TEXT SECTION:
All CUDA-capable devices busy or unavailable

Zhuoqian · December 11, 2021, 6:37am

Hi,

I encountered this error when I executed cv::cuda::orb:detectAndComputeAsync to do feature point detection.

$ cuda-memcheck ./test_orb
========= CUDA-MEMCHECK
========= Program hit cudaErrorDevicesUnavailable (error 46) due to "all CUDA-capable devices are busy or unavailable" on CUDA API call to cudaMemcpyToSymbol.
========= Saved host backtrace up to driver entry point at error
========= Host Frame:/usr/lib/aarch64-linux-gnu/tegra/libcuda.so.1 [0x2fdb04]
========= Host Frame:/opt/vision/opencv/lib/libopencv_cudafeatures2d.so.4.5 [0xa8314]
=========
terminate called after throwing an instance of 'cv::Exception'
what(): OpenCV(4.5.0) /home/lzq/disk/opencv-4.5.0/opencv_contrib-4.5.0/modules/cudafeatures2d/src/cuda/orb.cu:170: error: (-217:Gpu API call) all CUDA-capable devices are busy or unavailable in function 'loadUMax'

========= Error: process didn't terminate successfully
========= No CUDA-MEMCHECK results found

If I execute the program directly ($ ./test_orb), I will get the result, but I don’t know if it’s correct

The environment configuration is as follows:
Jetson TX2 NX
JetPack 4.5
Opencv 4.5.0 opencv_contrib 4.5.0 (Install from source -DWITH_CUDA=ON)
Linux: Ubuntu 20.04

#include <stdio.h>
#include <chrono>
#include <vector>
#include <algorithm>

#include <opencv2/opencv.hpp>
#include <opencv2/cudafeatures2d.hpp>
#include <cuda_runtime_api.h>

void detectGrid(cv::Ptr<cv::cuda::ORB> & d_detector, cv::Mat & image,
  std::vector<cv::KeyPoint> & keypoints, const int range, const int cell_x, const int cell_y)

SHORT TASK A: In the records, swap "frame-corner-ornament" for "border-corner-ornament" and write out everything from the line containing "- field-value: 223005" down to the line containing "- field-label: 专利权人：: [65, 389, 147, 404]", both included, leaving all else unchanged.

(Element placement data)
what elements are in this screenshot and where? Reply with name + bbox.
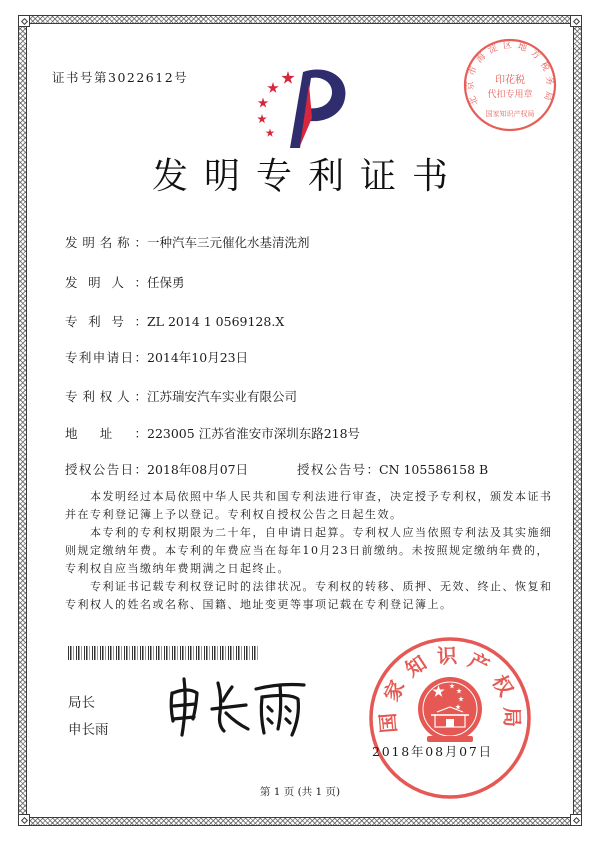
- field-value: 223005 江苏省淮安市深圳东路218号: [147, 426, 361, 441]
- statement-line: 专利证书记载专利权登记时的法律状况。专利权的转移、质押、无效、终止、恢复和: [90, 580, 553, 593]
- patent-office-logo-icon: [250, 60, 350, 152]
- tax-stamp-line3: 国家知识产权局: [485, 110, 535, 118]
- field-grant-announcement-number: [297, 462, 488, 478]
- certificate-number: 证书号第3022612号: [52, 70, 189, 85]
- logo-p-shape: [290, 70, 345, 148]
- statement-line: 本发明经过本局依照中华人民共和国专利法进行审查，决定授予专利权，颁发本证书: [90, 490, 553, 503]
- frame-corner-ornament: [570, 814, 582, 826]
- barcode-icon: [68, 646, 260, 660]
- field-address: [65, 426, 360, 442]
- field-grant-announcement-date: [65, 462, 248, 478]
- frame-corner-ornament: [18, 814, 30, 826]
- tax-stamp-icon: [461, 36, 559, 134]
- logo-star-icon: [267, 82, 279, 93]
- signatory-title: 局长: [68, 695, 95, 711]
- field-value: 一种汽车三元催化水基清洗剂: [147, 235, 310, 250]
- statement-line: 并在专利登记簿上予以登记。专利权自授权公告之日起生效。: [65, 508, 403, 521]
- tax-stamp-arc-text: 北京市海淀区地方税务局: [465, 40, 555, 107]
- signature-icon: [160, 675, 310, 741]
- field-label: 专利号：: [65, 314, 147, 329]
- logo-star-icon: [258, 98, 269, 108]
- field-value: 2014年10月23日: [147, 350, 249, 365]
- certificate-statement: [65, 488, 565, 614]
- tax-stamp-line1: 印花税: [495, 75, 525, 86]
- statement-line: 专利权自应当缴纳年费期满之日起终止。: [65, 562, 290, 575]
- logo-star-icon: [257, 114, 267, 123]
- frame-corner-ornament: [570, 15, 582, 27]
- official-seal-icon: [365, 633, 535, 803]
- field-label: 地址：: [65, 426, 147, 441]
- field-invention-name: [65, 235, 310, 251]
- field-label: 授权公告日：: [65, 462, 147, 477]
- field-patentee: [65, 389, 297, 405]
- field-value: ZL 2014 1 0569128.X: [147, 314, 285, 329]
- page-footer: 第 1 页 (共 1 页): [259, 786, 341, 798]
- field-label: 专利权人：: [65, 389, 147, 404]
- statement-line: 则规定缴纳年费。本专利的年费应当在每年10月23日前缴纳。未按照规定缴纳年费的，: [65, 544, 549, 557]
- logo-star-icon: [281, 71, 294, 84]
- frame-corner-ornament: [18, 15, 30, 27]
- tax-stamp-line2: 代扣专用章: [487, 90, 533, 100]
- signatory-name: 申长雨: [68, 722, 109, 738]
- field-label: 专利申请日：: [65, 350, 147, 365]
- seal-date: 2018年08月07日: [372, 744, 493, 759]
- seal-arc-text: 国家知识产权局: [375, 643, 525, 734]
- field-inventor: [65, 275, 185, 291]
- field-application-date: [65, 350, 248, 366]
- national-emblem-icon: [418, 677, 482, 742]
- field-value: 任保勇: [147, 275, 185, 290]
- statement-line: 本专利的专利权期限为二十年，自申请日起算。专利权人应当依照专利法及其实施细: [90, 526, 553, 539]
- field-value: 2018年08月07日: [147, 462, 249, 477]
- field-patent-number: [65, 314, 284, 330]
- field-label: 发明名称：: [65, 235, 147, 250]
- field-value: CN 105586158 B: [379, 462, 489, 477]
- logo-star-icon: [266, 129, 275, 137]
- page-title: 发明专利证书: [151, 156, 464, 197]
- statement-line: 专利权人的姓名或名称、国籍、地址变更等事项记载在专利登记簿上。: [65, 598, 453, 611]
- field-value: 江苏瑞安汽车实业有限公司: [147, 389, 298, 404]
- field-label: 授权公告号：: [297, 462, 379, 477]
- field-label: 发明人：: [65, 275, 147, 290]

SHORT TASK B: Sum up the forum post about the CUDA device error in two sentences.

SOLUTION A:
- field-value: 223005 江苏省淮安市深圳东路218号: [147, 426, 361, 441]
- statement-line: 专利证书记载专利权登记时的法律状况。专利权的转移、质押、无效、终止、恢复和: [90, 580, 553, 593]
- patent-office-logo-icon: [250, 60, 350, 152]
- tax-stamp-line3: 国家知识产权局: [485, 110, 535, 118]
- field-grant-announcement-number: [297, 462, 488, 478]
- certificate-number: 证书号第3022612号: [52, 70, 189, 85]
- logo-p-shape: [290, 70, 345, 148]
- statement-line: 本发明经过本局依照中华人民共和国专利法进行审查，决定授予专利权，颁发本证书: [90, 490, 553, 503]
- border-corner-ornament: [570, 814, 582, 826]
- barcode-icon: [68, 646, 260, 660]
- field-address: [65, 426, 360, 442]
- field-grant-announcement-date: [65, 462, 248, 478]
- border-corner-ornament: [18, 814, 30, 826]
- tax-stamp-icon: [461, 36, 559, 134]
- logo-star-icon: [267, 82, 279, 93]
- signatory-title: 局长: [68, 695, 95, 711]
- field-value: 一种汽车三元催化水基清洗剂: [147, 235, 310, 250]
- statement-line: 并在专利登记簿上予以登记。专利权自授权公告之日起生效。: [65, 508, 403, 521]
- tax-stamp-arc-text: 北京市海淀区地方税务局: [465, 40, 555, 107]
- signature-icon: [160, 675, 310, 741]
- field-label: 专利号：: [65, 314, 147, 329]
- logo-star-icon: [258, 98, 269, 108]
- field-value: 2014年10月23日: [147, 350, 249, 365]
- certificate-statement: [65, 488, 565, 614]
- tax-stamp-line1: 印花税: [495, 75, 525, 86]
- statement-line: 专利权自应当缴纳年费期满之日起终止。: [65, 562, 290, 575]
- logo-star-icon: [257, 114, 267, 123]
- border-corner-ornament: [570, 15, 582, 27]
- official-seal-icon: [365, 633, 535, 803]
- field-label: 地址：: [65, 426, 147, 441]
- field-invention-name: [65, 235, 310, 251]
- field-label: 授权公告日：: [65, 462, 147, 477]
- field-patentee: [65, 389, 297, 405]
- field-value: ZL 2014 1 0569128.X: [147, 314, 285, 329]
- page-footer: 第 1 页 (共 1 页): [259, 786, 341, 798]
- field-label: 专利权人：: [65, 389, 147, 404]

SOLUTION B: Running ORB feature detection with detectAndComputeAsync under cuda-memcheck fails with cudaErrorDevicesUnavailable ("all CUDA-capable devices are busy or unavailable") on a cudaMemcpyToSymbol call, which ends in an OpenCV exception in loadUMax. Run directly, the program does give a result, but the poster does not know whether it is correct; the setup is a Jetson TX2 NX with JetPack 4.5, OpenCV 4.5.0 with opencv_contrib built from source with CUDA, and Ubuntu 20.04.